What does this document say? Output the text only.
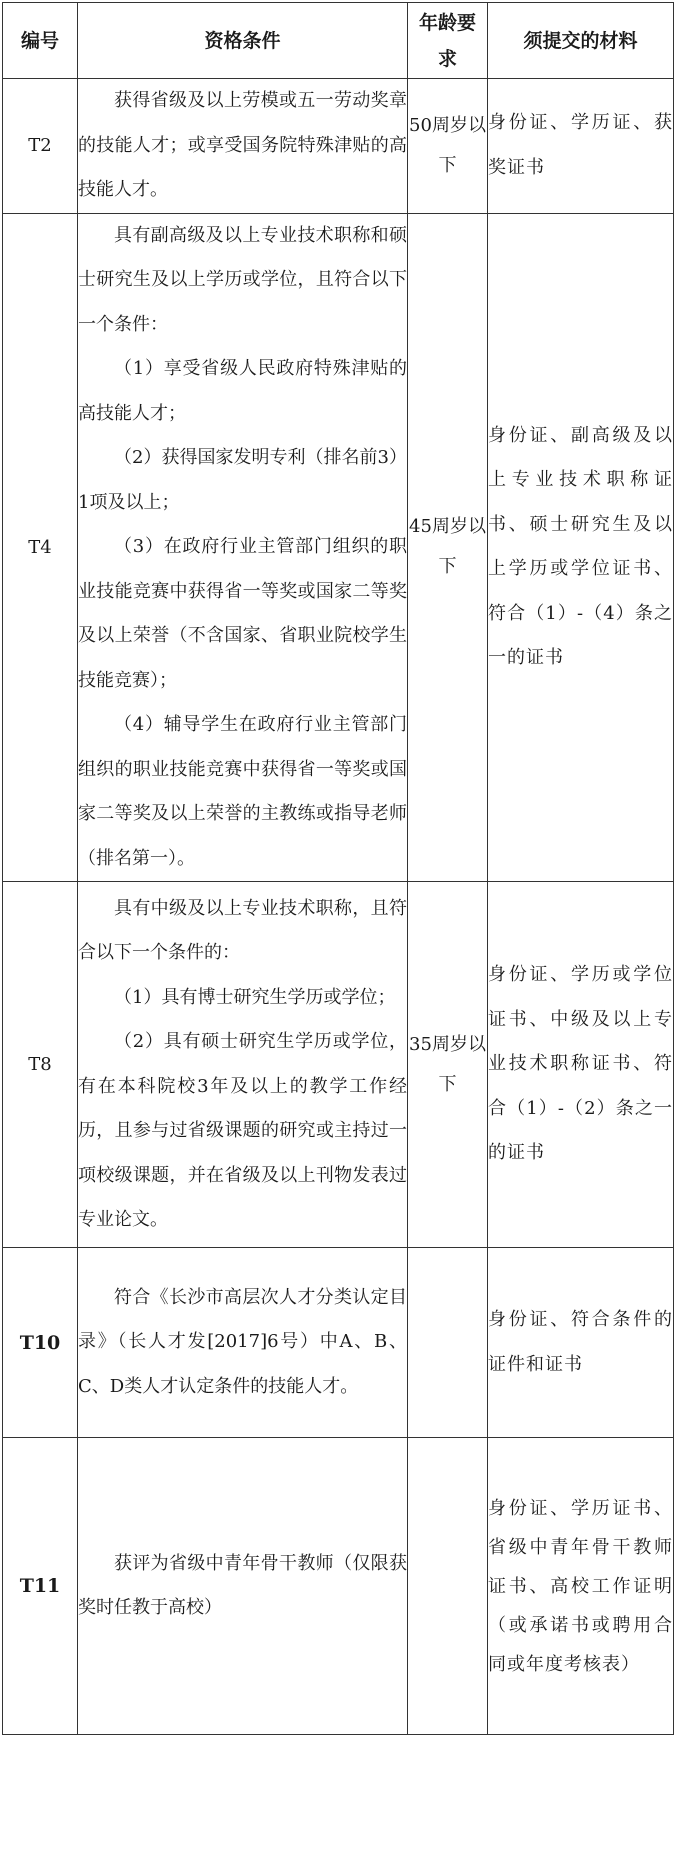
编号	资格条件	年龄要求	须提交的材料
T2	获得省级及以上劳模或五一劳动奖章的技能人才；或享受国务院特殊津贴的高技能人才。	50周岁以下	身份证、学历证、获奖证书

T4	具有副高级及以上专业技术职称和硕士研究生及以上学历或学位，且符合以下一个条件：

（1）享受省级人民政府特殊津贴的高技能人才；

（2）获得国家发明专利（排名前3）1项及以上；

（3）在政府行业主管部门组织的职业技能竞赛中获得省一等奖或国家二等奖及以上荣誉（不含国家、省职业院校学生技能竞赛）；

（4）辅导学生在政府行业主管部门组织的职业技能竞赛中获得省一等奖或国家二等奖及以上荣誉的主教练或指导老师（排名第一）。	45周岁以下	身份证、副高级及以上专业技术职称证书、硕士研究生及以上学历或学位证书、符合（1）-（4）条之一的证书

T8	具有中级及以上专业技术职称，且符合以下一个条件的：

（1）具有博士研究生学历或学位；

（2）具有硕士研究生学历或学位，有在本科院校3年及以上的教学工作经历，且参与过省级课题的研究或主持过一项校级课题，并在省级及以上刊物发表过专业论文。	35周岁以下	身份证、学历或学位证书、中级及以上专业技术职称证书、符合（1）-（2）条之一的证书

T10	符合《长沙市高层次人才分类认定目录》（长人才发[2017]6号）中A、B、C、D类人才认定条件的技能人才。		身份证、符合条件的证件和证书

T11	获评为省级中青年骨干教师（仅限获奖时任教于高校）		身份证、学历证书、省级中青年骨干教师证书、高校工作证明（或承诺书或聘用合同或年度考核表）
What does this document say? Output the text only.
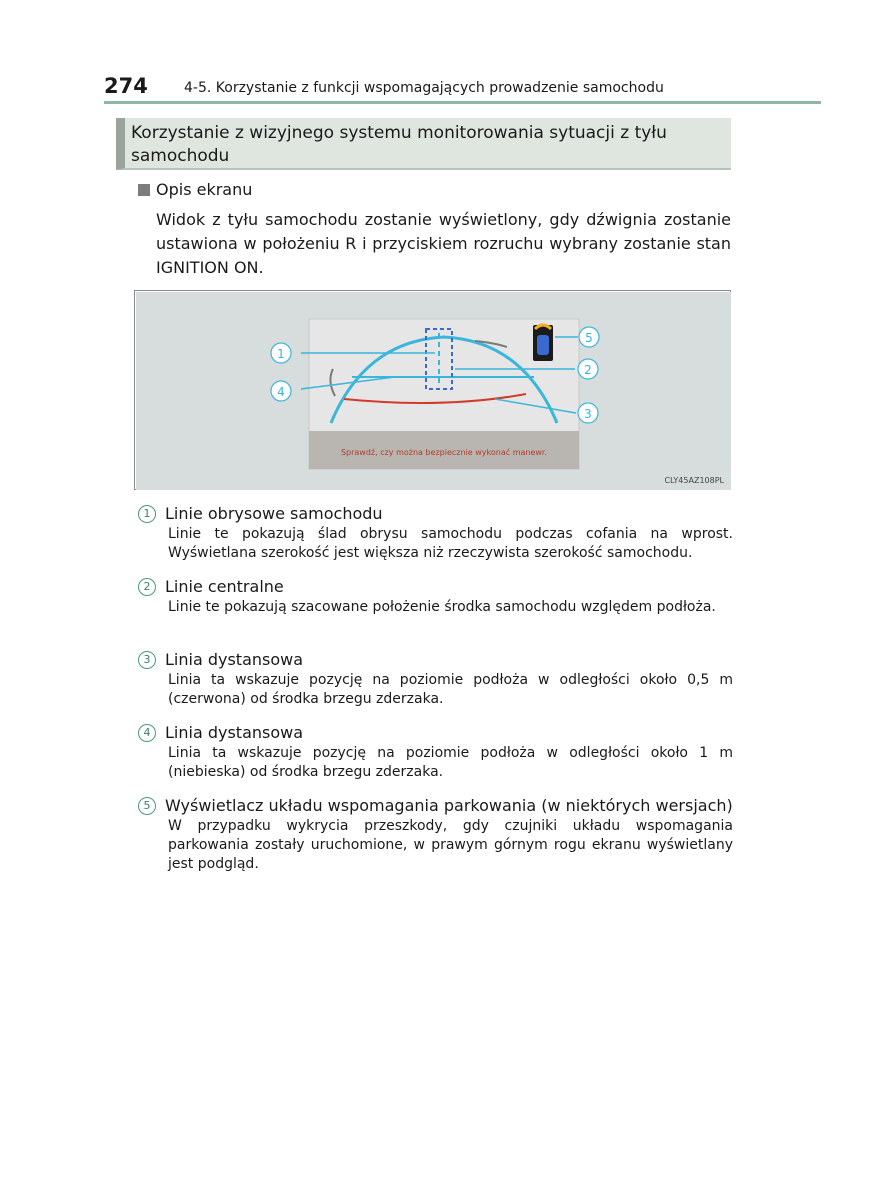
274	4-5. Korzystanie z funkcji wspomagających prowadzenie samochodu
Korzystanie z wizyjnego systemu monitorowania sytuacji z tyłu samochodu
Opis ekranu
Widok z tyłu samochodu zostanie wyświetlony, gdy dźwignia zostanie ustawiona w położeniu R i przyciskiem rozruchu wybrany zostanie stan IGNITION ON.
Sprawdź, czy można bezpiecznie wykonać manewr.
1
4
5
2
3
CLY45AZ108PL
1 Linie obrysowe samochodu
Linie te pokazują ślad obrysu samochodu podczas cofania na wprost. Wyświetlana szerokość jest większa niż rzeczywista szerokość samochodu.
2 Linie centralne
Linie te pokazują szacowane położenie środka samochodu względem podłoża.
3 Linia dystansowa
Linia ta wskazuje pozycję na poziomie podłoża w odległości około 0,5 m (czerwona) od środka brzegu zderzaka.
4 Linia dystansowa
Linia ta wskazuje pozycję na poziomie podłoża w odległości około 1 m (niebieska) od środka brzegu zderzaka.
5 Wyświetlacz układu wspomagania parkowania (w niektórych wersjach)
W przypadku wykrycia przeszkody, gdy czujniki układu wspomagania parkowania zostały uruchomione, w prawym górnym rogu ekranu wyświetlany jest podgląd.
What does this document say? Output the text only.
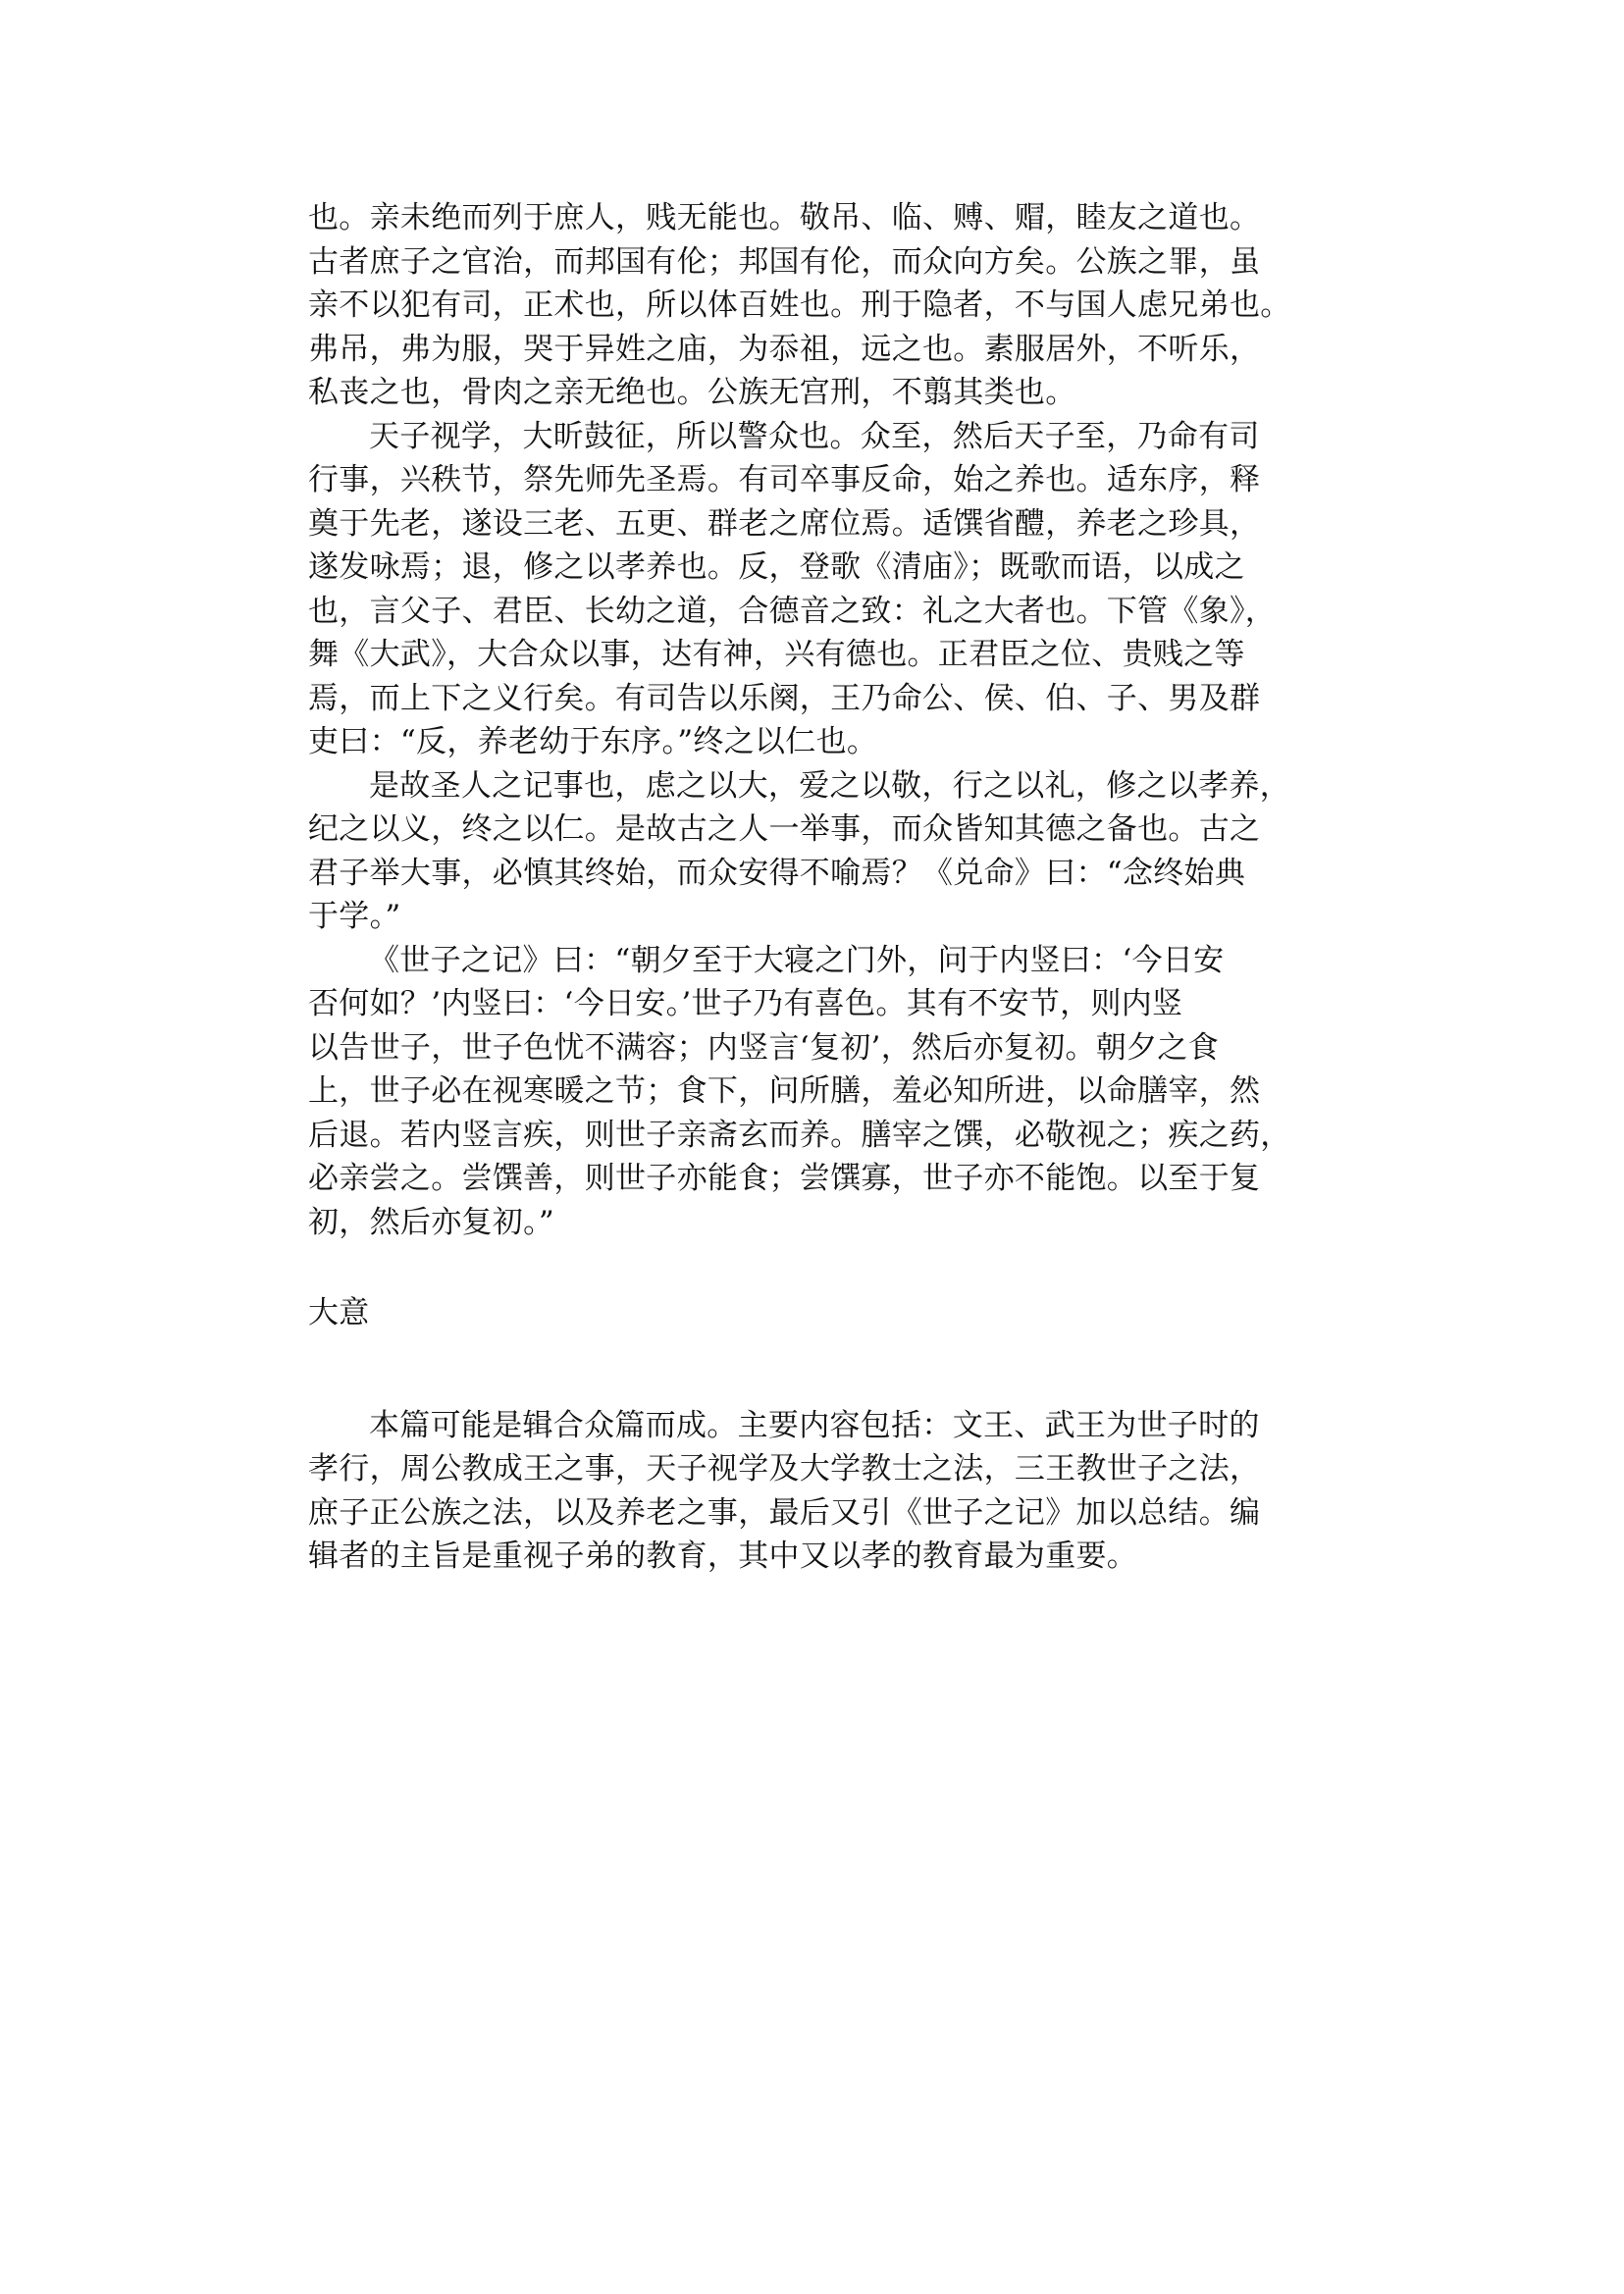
也。亲未绝而列于庶人，贱无能也。敬吊、临、赙、赗，睦友之道也。
古者庶子之官治，而邦国有伦；邦国有伦，而众向方矣。公族之罪，虽
亲不以犯有司，正术也，所以体百姓也。刑于隐者，不与国人虑兄弟也。
弗吊，弗为服，哭于异姓之庙，为忝祖，远之也。素服居外，不听乐，
私丧之也，骨肉之亲无绝也。公族无宫刑，不翦其类也。
天子视学，大昕鼓征，所以警众也。众至，然后天子至，乃命有司
行事，兴秩节，祭先师先圣焉。有司卒事反命，始之养也。适东序，释
奠于先老，遂设三老、五更、群老之席位焉。适馔省醴，养老之珍具，
遂发咏焉；退，修之以孝养也。反，登歌《清庙》；既歌而语，以成之
也，言父子、君臣、长幼之道，合德音之致：礼之大者也。下管《象》，
舞《大武》，大合众以事，达有神，兴有德也。正君臣之位、贵贱之等
焉，而上下之义行矣。有司告以乐阕，王乃命公、侯、伯、子、男及群
吏曰：“反，养老幼于东序。”终之以仁也。
是故圣人之记事也，虑之以大，爱之以敬，行之以礼，修之以孝养，
纪之以义，终之以仁。是故古之人一举事，而众皆知其德之备也。古之
君子举大事，必慎其终始，而众安得不喻焉？《兑命》曰：“念终始典
于学。”
《世子之记》曰：“朝夕至于大寝之门外，问于内竖曰：‘今日安
否何如？’内竖曰：‘今日安。’世子乃有喜色。其有不安节，则内竖
以告世子，世子色忧不满容；内竖言‘复初’，然后亦复初。朝夕之食
上，世子必在视寒暖之节；食下，问所膳，羞必知所进，以命膳宰，然
后退。若内竖言疾，则世子亲斋玄而养。膳宰之馔，必敬视之；疾之药，
必亲尝之。尝馔善，则世子亦能食；尝馔寡，世子亦不能饱。以至于复
初，然后亦复初。”
大意
本篇可能是辑合众篇而成。主要内容包括：文王、武王为世子时的
孝行，周公教成王之事，天子视学及大学教士之法，三王教世子之法，
庶子正公族之法，以及养老之事，最后又引《世子之记》加以总结。编
辑者的主旨是重视子弟的教育，其中又以孝的教育最为重要。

• _Directions_
Return the listing above in full and without alteration, excluding its pictures.

• _Solution to this problem_
What does this document say? Output the text only.
编号	资格条件	年龄要求	须提交的材料
T2	获得省级及以上劳模或五一劳动奖章的技能人才；或享受国务院特殊津贴的高技能人才。	50周岁以下	身份证、学历证、获奖证书

T4	具有副高级及以上专业技术职称和硕士研究生及以上学历或学位，且符合以下一个条件：

（1）享受省级人民政府特殊津贴的高技能人才；

（2）获得国家发明专利（排名前3）1项及以上；

（3）在政府行业主管部门组织的职业技能竞赛中获得省一等奖或国家二等奖及以上荣誉（不含国家、省职业院校学生技能竞赛）；

（4）辅导学生在政府行业主管部门组织的职业技能竞赛中获得省一等奖或国家二等奖及以上荣誉的主教练或指导老师（排名第一）。	45周岁以下	身份证、副高级及以上专业技术职称证书、硕士研究生及以上学历或学位证书、符合（1）-（4）条之一的证书

T8	具有中级及以上专业技术职称，且符合以下一个条件的：

（1）具有博士研究生学历或学位；

（2）具有硕士研究生学历或学位，有在本科院校3年及以上的教学工作经历，且参与过省级课题的研究或主持过一项校级课题，并在省级及以上刊物发表过专业论文。	35周岁以下	身份证、学历或学位证书、中级及以上专业技术职称证书、符合（1）-（2）条之一的证书

T10	符合《长沙市高层次人才分类认定目录》（长人才发[2017]6号）中A、B、C、D类人才认定条件的技能人才。		身份证、符合条件的证件和证书

T11	获评为省级中青年骨干教师（仅限获奖时任教于高校）		身份证、学历证书、省级中青年骨干教师证书、高校工作证明（或承诺书或聘用合同或年度考核表）
What does this document say? Output the text only.
274	4-5. Korzystanie z funkcji wspomagających prowadzenie samochodu
Korzystanie z wizyjnego systemu monitorowania sytuacji z tyłu samochodu
Opis ekranu
Widok z tyłu samochodu zostanie wyświetlony, gdy dźwignia zostanie ustawiona w położeniu R i przyciskiem rozruchu wybrany zostanie stan IGNITION ON.
Sprawdź, czy można bezpiecznie wykonać manewr.
1
4
5
2
3
CLY45AZ108PL
1 Linie obrysowe samochodu
Linie te pokazują ślad obrysu samochodu podczas cofania na wprost. Wyświetlana szerokość jest większa niż rzeczywista szerokość samochodu.
2 Linie centralne
Linie te pokazują szacowane położenie środka samochodu względem podłoża.
3 Linia dystansowa
Linia ta wskazuje pozycję na poziomie podłoża w odległości około 0,5 m (czerwona) od środka brzegu zderzaka.
4 Linia dystansowa
Linia ta wskazuje pozycję na poziomie podłoża w odległości około 1 m (niebieska) od środka brzegu zderzaka.
5 Wyświetlacz układu wspomagania parkowania (w niektórych wersjach)
W przypadku wykrycia przeszkody, gdy czujniki układu wspomagania parkowania zostały uruchomione, w prawym górnym rogu ekranu wyświetlany jest podgląd.
What does this document say? Output the text only.
也。亲未绝而列于庶人，贱无能也。敬吊、临、赙、赗，睦友之道也。
古者庶子之官治，而邦国有伦；邦国有伦，而众向方矣。公族之罪，虽
亲不以犯有司，正术也，所以体百姓也。刑于隐者，不与国人虑兄弟也。
弗吊，弗为服，哭于异姓之庙，为忝祖，远之也。素服居外，不听乐，
私丧之也，骨肉之亲无绝也。公族无宫刑，不翦其类也。
天子视学，大昕鼓征，所以警众也。众至，然后天子至，乃命有司
行事，兴秩节，祭先师先圣焉。有司卒事反命，始之养也。适东序，释
奠于先老，遂设三老、五更、群老之席位焉。适馔省醴，养老之珍具，
遂发咏焉；退，修之以孝养也。反，登歌《清庙》；既歌而语，以成之
也，言父子、君臣、长幼之道，合德音之致：礼之大者也。下管《象》，
舞《大武》，大合众以事，达有神，兴有德也。正君臣之位、贵贱之等
焉，而上下之义行矣。有司告以乐阕，王乃命公、侯、伯、子、男及群
吏曰：“反，养老幼于东序。”终之以仁也。
是故圣人之记事也，虑之以大，爱之以敬，行之以礼，修之以孝养，
纪之以义，终之以仁。是故古之人一举事，而众皆知其德之备也。古之
君子举大事，必慎其终始，而众安得不喻焉？《兑命》曰：“念终始典
于学。”
《世子之记》曰：“朝夕至于大寝之门外，问于内竖曰：‘今日安
否何如？’内竖曰：‘今日安。’世子乃有喜色。其有不安节，则内竖
以告世子，世子色忧不满容；内竖言‘复初’，然后亦复初。朝夕之食
上，世子必在视寒暖之节；食下，问所膳，羞必知所进，以命膳宰，然
后退。若内竖言疾，则世子亲斋玄而养。膳宰之馔，必敬视之；疾之药，
必亲尝之。尝馔善，则世子亦能食；尝馔寡，世子亦不能饱。以至于复
初，然后亦复初。”
大意
本篇可能是辑合众篇而成。主要内容包括：文王、武王为世子时的
孝行，周公教成王之事，天子视学及大学教士之法，三王教世子之法，
庶子正公族之法，以及养老之事，最后又引《世子之记》加以总结。编
辑者的主旨是重视子弟的教育，其中又以孝的教育最为重要。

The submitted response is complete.